Records for the task
▼
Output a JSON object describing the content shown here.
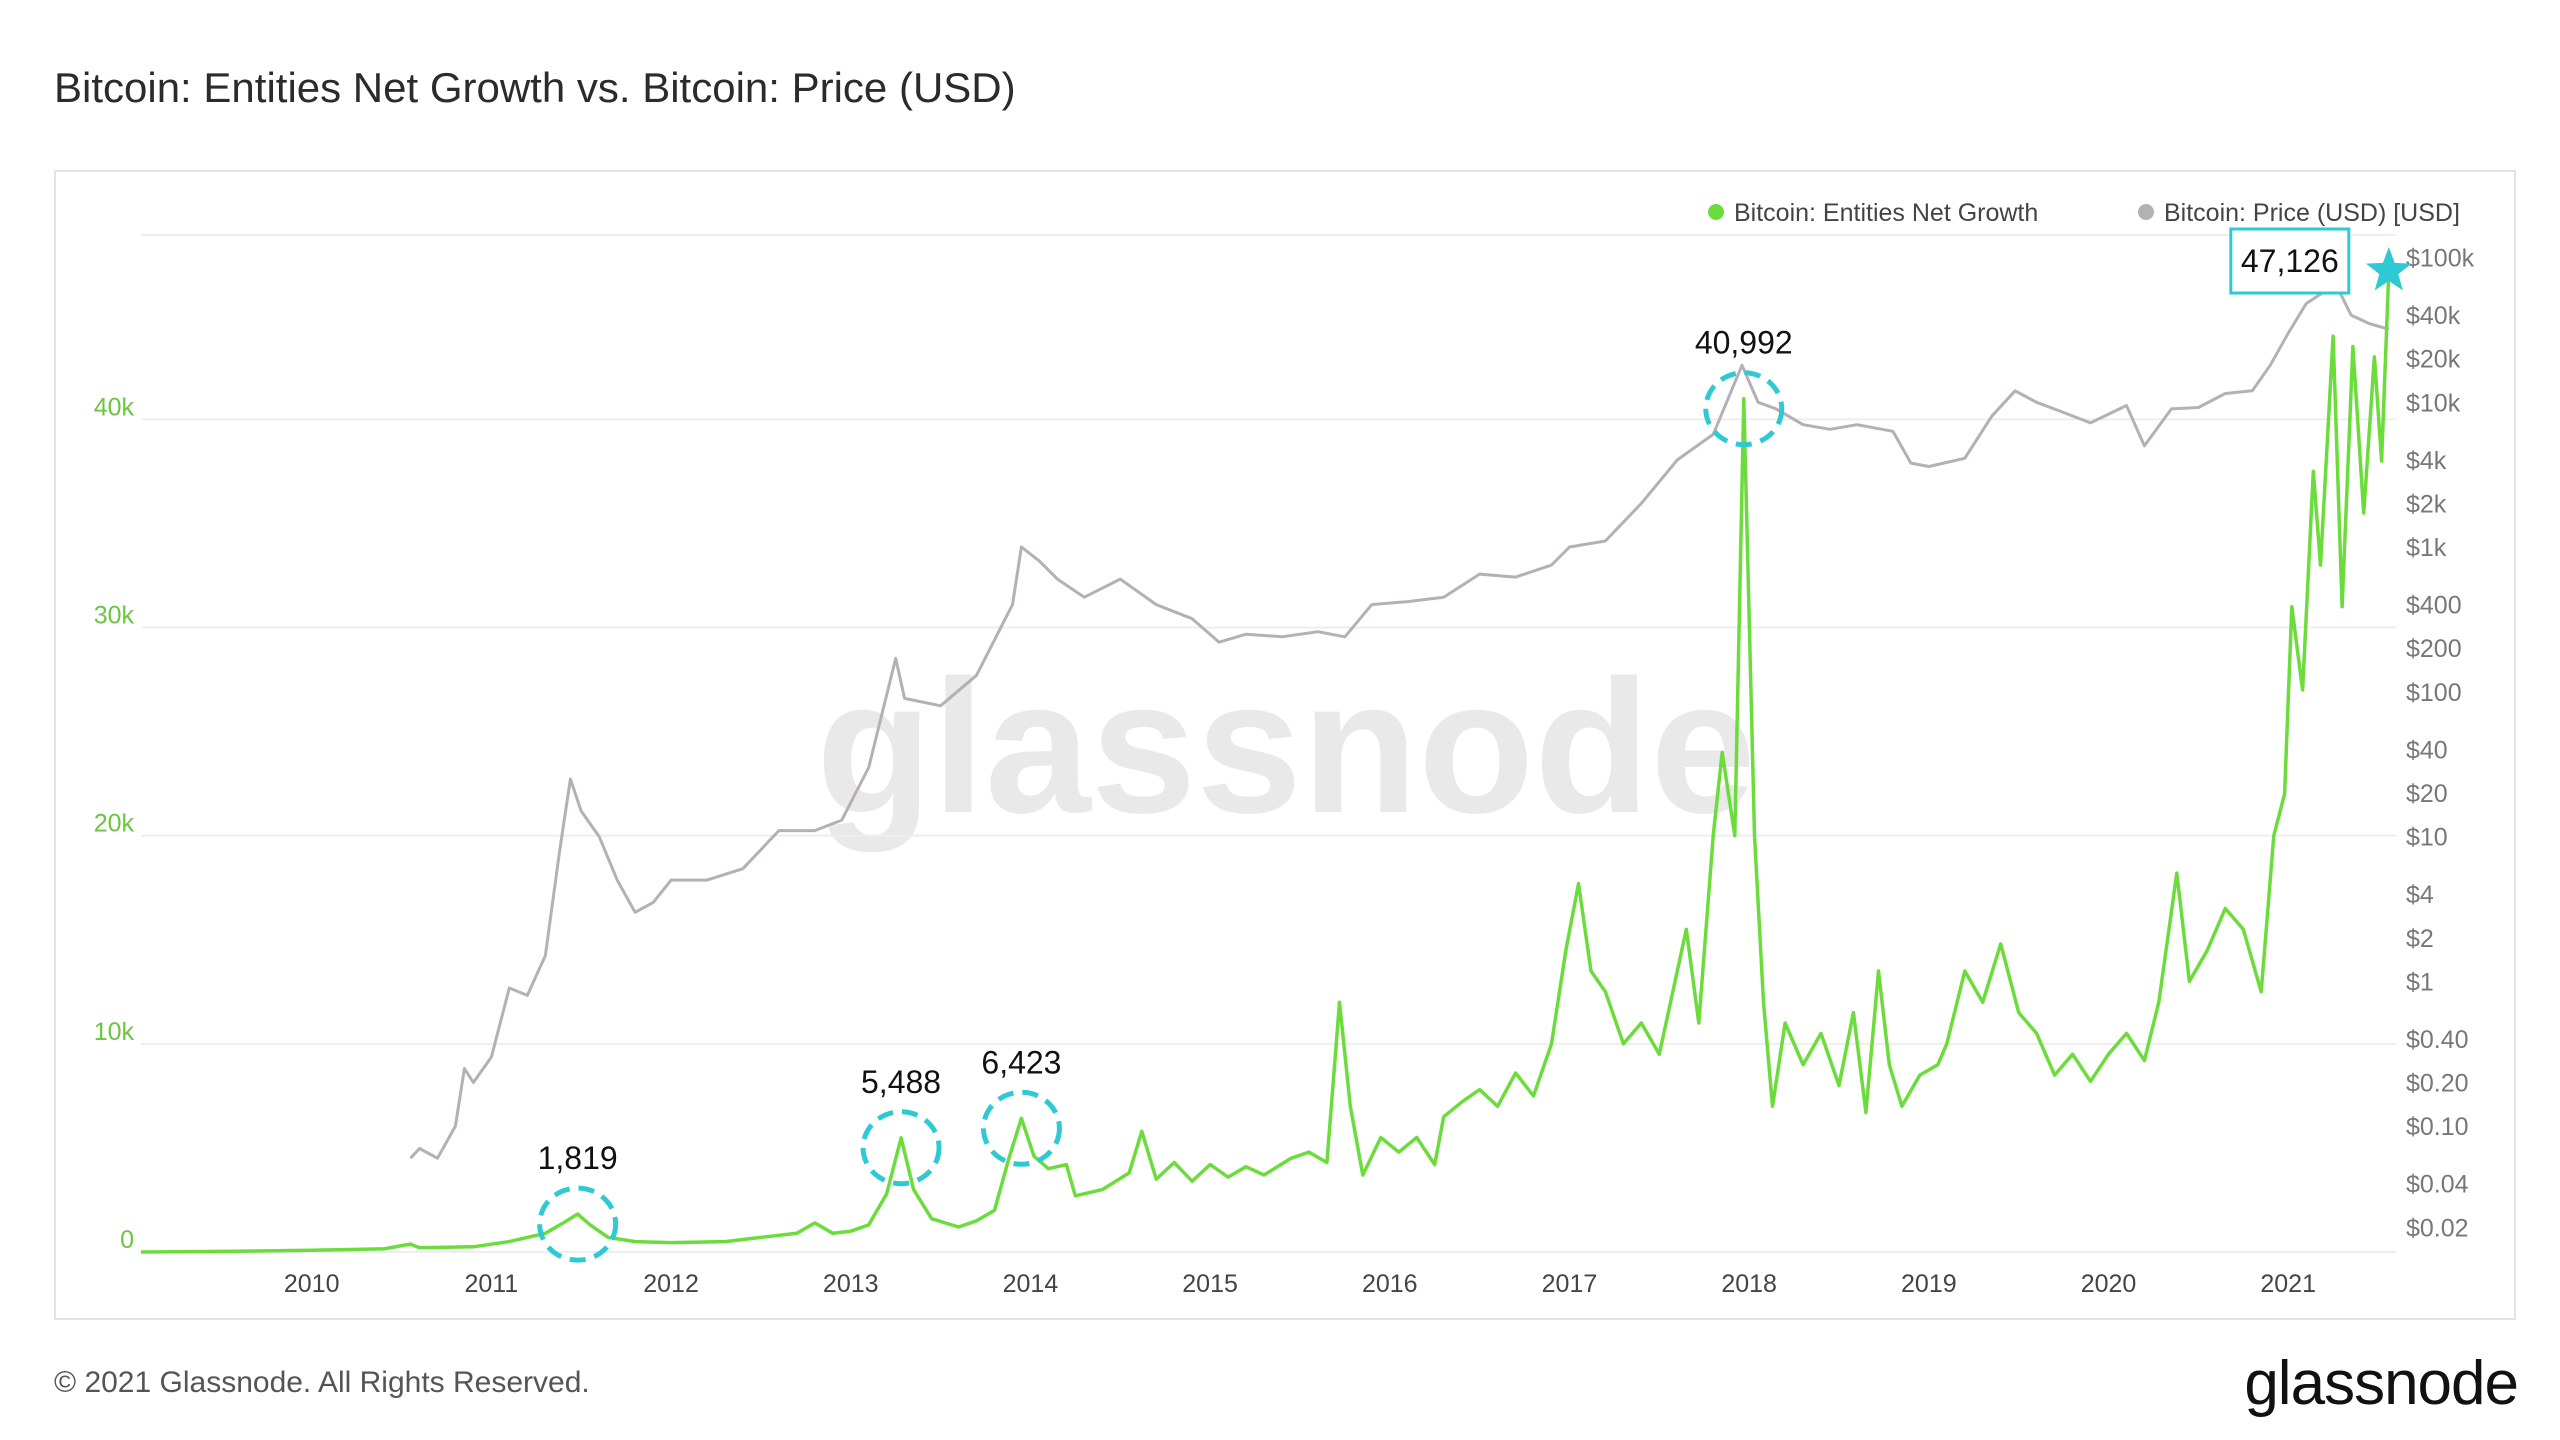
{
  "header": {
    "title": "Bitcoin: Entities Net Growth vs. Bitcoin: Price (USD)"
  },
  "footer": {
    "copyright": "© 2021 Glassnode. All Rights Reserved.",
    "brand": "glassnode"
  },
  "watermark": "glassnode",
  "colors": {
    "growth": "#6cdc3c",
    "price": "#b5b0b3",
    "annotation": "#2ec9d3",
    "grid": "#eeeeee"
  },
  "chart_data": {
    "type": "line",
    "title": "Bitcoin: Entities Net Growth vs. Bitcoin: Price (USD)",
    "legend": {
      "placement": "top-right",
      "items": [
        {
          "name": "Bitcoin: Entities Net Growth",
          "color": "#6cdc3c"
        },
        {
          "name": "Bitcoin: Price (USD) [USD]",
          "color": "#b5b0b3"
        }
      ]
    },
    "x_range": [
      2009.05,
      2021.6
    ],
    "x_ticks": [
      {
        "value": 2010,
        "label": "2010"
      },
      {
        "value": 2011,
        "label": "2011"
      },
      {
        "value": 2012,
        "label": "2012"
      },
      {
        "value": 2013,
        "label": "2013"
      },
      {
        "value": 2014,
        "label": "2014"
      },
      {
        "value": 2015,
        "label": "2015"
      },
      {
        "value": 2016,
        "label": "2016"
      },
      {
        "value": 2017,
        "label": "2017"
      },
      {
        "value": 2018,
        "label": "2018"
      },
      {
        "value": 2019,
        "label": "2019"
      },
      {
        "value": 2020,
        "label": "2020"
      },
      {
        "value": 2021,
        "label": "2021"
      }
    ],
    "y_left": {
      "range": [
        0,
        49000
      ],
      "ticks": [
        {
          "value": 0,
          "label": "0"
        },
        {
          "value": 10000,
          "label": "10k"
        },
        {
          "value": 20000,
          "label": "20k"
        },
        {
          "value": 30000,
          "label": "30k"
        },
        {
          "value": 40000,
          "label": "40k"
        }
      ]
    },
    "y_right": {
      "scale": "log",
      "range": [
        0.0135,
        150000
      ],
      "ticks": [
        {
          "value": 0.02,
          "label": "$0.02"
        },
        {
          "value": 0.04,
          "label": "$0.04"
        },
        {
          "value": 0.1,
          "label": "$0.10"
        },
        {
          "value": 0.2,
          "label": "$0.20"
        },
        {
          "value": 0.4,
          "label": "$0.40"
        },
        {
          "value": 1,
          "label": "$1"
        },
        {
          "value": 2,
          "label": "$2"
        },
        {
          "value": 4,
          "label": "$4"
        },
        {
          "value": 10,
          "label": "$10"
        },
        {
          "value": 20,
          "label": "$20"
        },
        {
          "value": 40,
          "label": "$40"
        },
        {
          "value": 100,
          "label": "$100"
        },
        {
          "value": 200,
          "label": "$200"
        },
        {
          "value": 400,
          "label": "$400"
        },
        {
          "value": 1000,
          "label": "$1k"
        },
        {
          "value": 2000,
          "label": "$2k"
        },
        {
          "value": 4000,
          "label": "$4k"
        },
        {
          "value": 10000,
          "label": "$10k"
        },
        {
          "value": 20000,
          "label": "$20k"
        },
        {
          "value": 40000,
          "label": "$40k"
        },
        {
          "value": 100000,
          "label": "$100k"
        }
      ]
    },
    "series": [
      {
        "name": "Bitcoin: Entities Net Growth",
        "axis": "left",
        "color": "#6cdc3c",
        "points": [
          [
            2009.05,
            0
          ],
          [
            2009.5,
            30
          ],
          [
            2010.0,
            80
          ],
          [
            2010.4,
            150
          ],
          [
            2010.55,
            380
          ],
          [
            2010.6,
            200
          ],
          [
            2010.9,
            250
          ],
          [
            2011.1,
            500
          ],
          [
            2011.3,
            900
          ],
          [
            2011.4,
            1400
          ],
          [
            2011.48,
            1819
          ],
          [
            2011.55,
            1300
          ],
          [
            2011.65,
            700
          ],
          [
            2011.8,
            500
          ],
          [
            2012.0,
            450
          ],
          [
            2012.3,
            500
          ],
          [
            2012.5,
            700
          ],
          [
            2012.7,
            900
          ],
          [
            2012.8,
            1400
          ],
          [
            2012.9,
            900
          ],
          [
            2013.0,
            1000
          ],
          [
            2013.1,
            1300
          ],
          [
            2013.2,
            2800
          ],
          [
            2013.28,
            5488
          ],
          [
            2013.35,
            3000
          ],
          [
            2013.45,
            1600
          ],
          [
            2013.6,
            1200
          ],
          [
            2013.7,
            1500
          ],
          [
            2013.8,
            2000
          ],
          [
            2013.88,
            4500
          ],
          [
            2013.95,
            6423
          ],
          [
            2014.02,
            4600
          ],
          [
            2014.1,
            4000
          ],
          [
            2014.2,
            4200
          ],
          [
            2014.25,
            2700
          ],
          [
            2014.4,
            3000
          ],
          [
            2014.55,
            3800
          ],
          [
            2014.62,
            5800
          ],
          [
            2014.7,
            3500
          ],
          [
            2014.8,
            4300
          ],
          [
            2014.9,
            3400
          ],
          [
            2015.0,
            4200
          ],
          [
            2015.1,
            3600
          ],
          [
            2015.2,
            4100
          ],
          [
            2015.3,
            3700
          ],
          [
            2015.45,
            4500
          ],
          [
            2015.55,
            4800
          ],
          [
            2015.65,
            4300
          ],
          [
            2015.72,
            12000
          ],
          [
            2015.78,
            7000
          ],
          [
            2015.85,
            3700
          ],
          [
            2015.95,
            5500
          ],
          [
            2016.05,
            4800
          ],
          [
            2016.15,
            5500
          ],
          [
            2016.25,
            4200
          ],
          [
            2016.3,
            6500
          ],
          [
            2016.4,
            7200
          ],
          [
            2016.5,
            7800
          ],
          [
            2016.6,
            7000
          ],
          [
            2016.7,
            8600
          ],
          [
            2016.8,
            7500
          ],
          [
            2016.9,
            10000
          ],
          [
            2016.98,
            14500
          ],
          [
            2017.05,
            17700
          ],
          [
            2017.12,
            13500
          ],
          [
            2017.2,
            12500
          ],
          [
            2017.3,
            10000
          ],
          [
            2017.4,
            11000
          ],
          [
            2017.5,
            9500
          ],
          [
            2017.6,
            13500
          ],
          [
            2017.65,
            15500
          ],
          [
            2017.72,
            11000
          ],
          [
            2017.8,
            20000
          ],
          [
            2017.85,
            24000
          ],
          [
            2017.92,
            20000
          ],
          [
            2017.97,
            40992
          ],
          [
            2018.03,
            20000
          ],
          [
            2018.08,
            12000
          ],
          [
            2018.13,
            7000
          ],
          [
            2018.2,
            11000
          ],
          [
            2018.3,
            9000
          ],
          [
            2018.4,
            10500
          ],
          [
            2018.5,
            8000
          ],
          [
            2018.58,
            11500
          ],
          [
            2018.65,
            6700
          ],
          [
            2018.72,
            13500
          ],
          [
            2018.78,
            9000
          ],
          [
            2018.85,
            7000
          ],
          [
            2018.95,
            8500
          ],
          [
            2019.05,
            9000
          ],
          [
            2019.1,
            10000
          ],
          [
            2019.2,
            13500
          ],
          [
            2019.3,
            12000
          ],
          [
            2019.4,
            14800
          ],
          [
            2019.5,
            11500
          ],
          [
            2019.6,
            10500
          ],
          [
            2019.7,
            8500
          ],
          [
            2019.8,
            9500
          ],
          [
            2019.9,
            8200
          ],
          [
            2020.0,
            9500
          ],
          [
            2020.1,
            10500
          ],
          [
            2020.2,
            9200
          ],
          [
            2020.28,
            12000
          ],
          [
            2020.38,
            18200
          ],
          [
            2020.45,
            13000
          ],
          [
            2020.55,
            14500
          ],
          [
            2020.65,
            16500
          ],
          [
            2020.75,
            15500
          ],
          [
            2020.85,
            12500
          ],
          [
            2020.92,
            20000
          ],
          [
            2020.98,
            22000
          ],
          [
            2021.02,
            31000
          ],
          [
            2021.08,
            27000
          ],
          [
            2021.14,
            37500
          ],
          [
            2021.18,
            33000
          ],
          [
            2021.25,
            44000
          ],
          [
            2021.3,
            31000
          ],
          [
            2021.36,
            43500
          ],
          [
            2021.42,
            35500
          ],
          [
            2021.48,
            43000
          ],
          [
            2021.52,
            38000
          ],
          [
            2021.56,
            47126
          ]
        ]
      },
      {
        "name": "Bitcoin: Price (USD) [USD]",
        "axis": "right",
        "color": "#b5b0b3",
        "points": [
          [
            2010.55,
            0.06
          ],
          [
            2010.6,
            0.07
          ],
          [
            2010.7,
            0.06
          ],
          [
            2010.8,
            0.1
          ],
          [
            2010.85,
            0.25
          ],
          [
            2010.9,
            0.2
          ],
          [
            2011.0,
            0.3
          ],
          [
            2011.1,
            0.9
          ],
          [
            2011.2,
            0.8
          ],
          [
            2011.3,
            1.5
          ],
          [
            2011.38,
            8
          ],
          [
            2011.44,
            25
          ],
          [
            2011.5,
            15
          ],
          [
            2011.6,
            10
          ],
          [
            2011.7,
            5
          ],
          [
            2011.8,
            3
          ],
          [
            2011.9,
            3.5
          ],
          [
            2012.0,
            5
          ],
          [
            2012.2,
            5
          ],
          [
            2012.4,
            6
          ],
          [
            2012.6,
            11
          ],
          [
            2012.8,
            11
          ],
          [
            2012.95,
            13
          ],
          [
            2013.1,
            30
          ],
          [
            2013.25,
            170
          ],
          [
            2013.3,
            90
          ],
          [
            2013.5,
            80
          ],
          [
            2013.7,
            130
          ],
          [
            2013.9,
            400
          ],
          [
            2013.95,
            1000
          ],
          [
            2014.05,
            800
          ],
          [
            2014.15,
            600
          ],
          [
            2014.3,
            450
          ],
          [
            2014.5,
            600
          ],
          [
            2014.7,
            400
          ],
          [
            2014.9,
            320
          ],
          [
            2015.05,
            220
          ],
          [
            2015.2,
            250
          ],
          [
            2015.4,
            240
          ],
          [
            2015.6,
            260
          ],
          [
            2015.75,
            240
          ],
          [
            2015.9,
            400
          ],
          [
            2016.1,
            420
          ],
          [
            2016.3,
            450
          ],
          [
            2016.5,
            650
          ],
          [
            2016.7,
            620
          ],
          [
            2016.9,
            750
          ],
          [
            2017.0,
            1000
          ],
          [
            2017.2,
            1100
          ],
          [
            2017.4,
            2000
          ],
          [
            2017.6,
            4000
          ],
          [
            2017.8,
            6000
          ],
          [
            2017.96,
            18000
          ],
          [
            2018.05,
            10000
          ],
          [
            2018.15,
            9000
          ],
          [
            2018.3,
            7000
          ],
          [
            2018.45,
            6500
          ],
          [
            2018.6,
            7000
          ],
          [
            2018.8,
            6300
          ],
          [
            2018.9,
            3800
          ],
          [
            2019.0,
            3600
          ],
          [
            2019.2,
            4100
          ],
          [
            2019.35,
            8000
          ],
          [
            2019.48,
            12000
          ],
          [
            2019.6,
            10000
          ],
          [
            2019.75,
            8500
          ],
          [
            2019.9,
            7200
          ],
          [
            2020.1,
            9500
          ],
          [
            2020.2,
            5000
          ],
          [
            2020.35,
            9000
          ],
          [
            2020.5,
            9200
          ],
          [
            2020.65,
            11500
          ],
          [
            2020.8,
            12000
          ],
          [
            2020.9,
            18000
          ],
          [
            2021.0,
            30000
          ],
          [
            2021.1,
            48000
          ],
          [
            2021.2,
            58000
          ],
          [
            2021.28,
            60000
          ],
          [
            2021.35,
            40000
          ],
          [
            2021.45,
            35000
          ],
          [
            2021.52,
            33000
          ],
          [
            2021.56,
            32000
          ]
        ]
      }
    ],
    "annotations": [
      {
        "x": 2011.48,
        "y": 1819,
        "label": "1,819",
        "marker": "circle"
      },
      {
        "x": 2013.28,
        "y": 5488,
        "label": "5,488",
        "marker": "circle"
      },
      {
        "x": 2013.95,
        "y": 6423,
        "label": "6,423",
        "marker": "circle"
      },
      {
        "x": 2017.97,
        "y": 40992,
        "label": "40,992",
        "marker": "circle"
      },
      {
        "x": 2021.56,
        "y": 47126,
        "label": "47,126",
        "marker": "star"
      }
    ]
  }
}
▲
Required task
For the data above, state only how many lines include the word "name".

Answer to the problem
4